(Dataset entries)
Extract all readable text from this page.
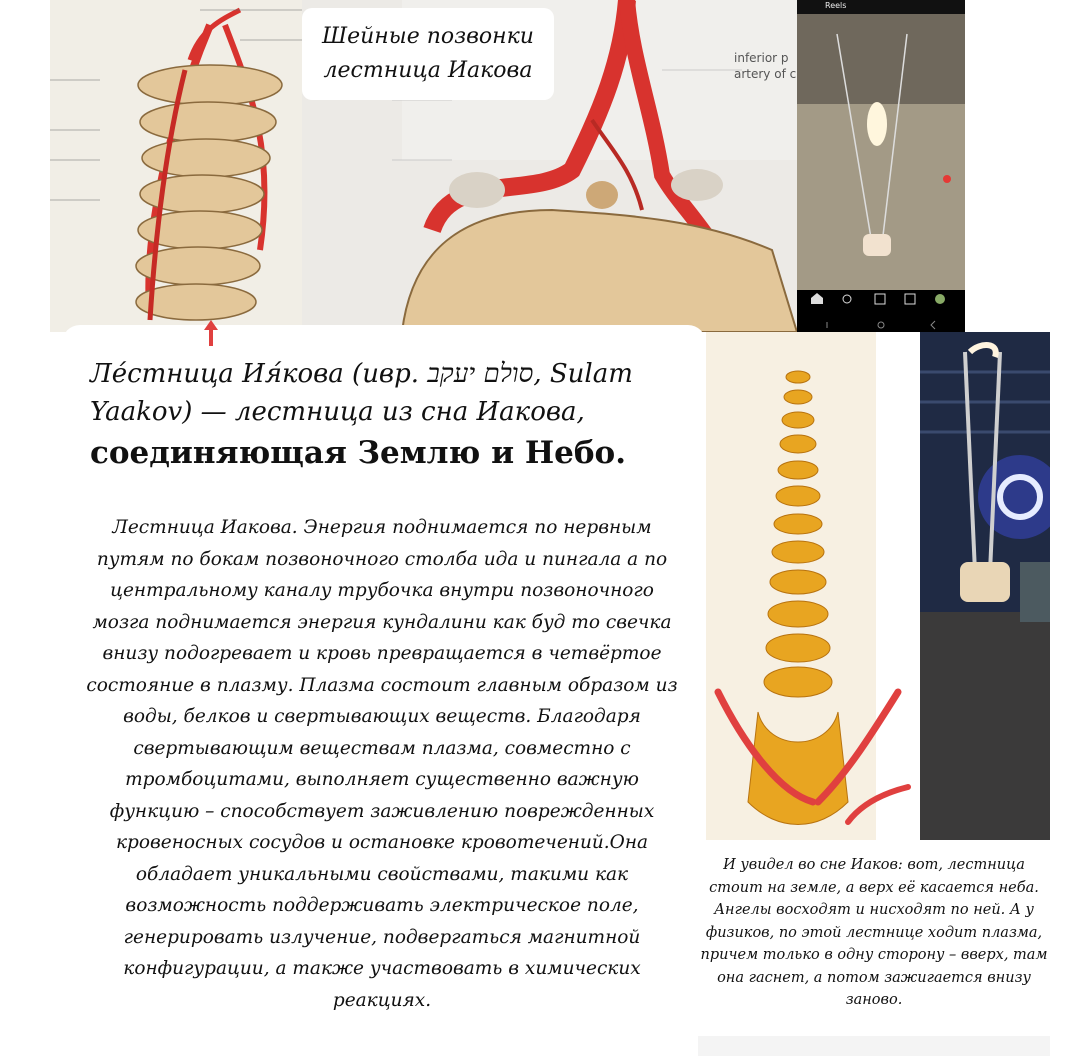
inferior p
artery of c
Шейные позвонки
лестница Иакова
Reels

Ле́стница Ия́кова (ивр. סולם יעקב, Sulam Yaakov) — лестница из сна Иакова,

соединяющая Землю и Небо.

Лестница Иакова. Энергия поднимается по нервным путям по бокам позвоночного столба ида и пингала а по центральному каналу трубочка внутри позвоночного мозга поднимается энергия кундалини как буд то свечка внизу подогревает и кровь превращается в четвёртое состояние в плазму. Плазма состоит главным образом из воды, белков и свертывающих веществ. Благодаря свертывающим веществам плазма, совместно с тромбоцитами, выполняет существенно важную функцию – способствует заживлению поврежденных кровеносных сосудов и остановке кровотечений.Она обладает уникальными свойствами, такими как возможность поддерживать электрическое поле, генерировать излучение, подвергаться магнитной конфигурации, а также участвовать в химических реакциях.
И увидел во сне Иаков: вот, лестница стоит на земле, а верх её касается неба. Ангелы восходят и нисходят по ней. А у физиков, по этой лестнице ходит плазма, причем только в одну сторону – вверх, там она гаснет, а потом зажигается внизу заново.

SET TASK: Repeat all of the records verbatim, leaving out the pictures.

THE ANSWER:
Extract all readable text from this page.
inferior p
artery of c
Шейные позвонки
лестница Иакова
Reels

Ле́стница Ия́кова (ивр. סולם יעקב, Sulam Yaakov) — лестница из сна Иакова,

соединяющая Землю и Небо.

Лестница Иакова. Энергия поднимается по нервным путям по бокам позвоночного столба ида и пингала а по центральному каналу трубочка внутри позвоночного мозга поднимается энергия кундалини как буд то свечка внизу подогревает и кровь превращается в четвёртое состояние в плазму. Плазма состоит главным образом из воды, белков и свертывающих веществ. Благодаря свертывающим веществам плазма, совместно с тромбоцитами, выполняет существенно важную функцию – способствует заживлению поврежденных кровеносных сосудов и остановке кровотечений.Она обладает уникальными свойствами, такими как возможность поддерживать электрическое поле, генерировать излучение, подвергаться магнитной конфигурации, а также участвовать в химических реакциях.
И увидел во сне Иаков: вот, лестница стоит на земле, а верх её касается неба. Ангелы восходят и нисходят по ней. А у физиков, по этой лестнице ходит плазма, причем только в одну сторону – вверх, там она гаснет, а потом зажигается внизу заново.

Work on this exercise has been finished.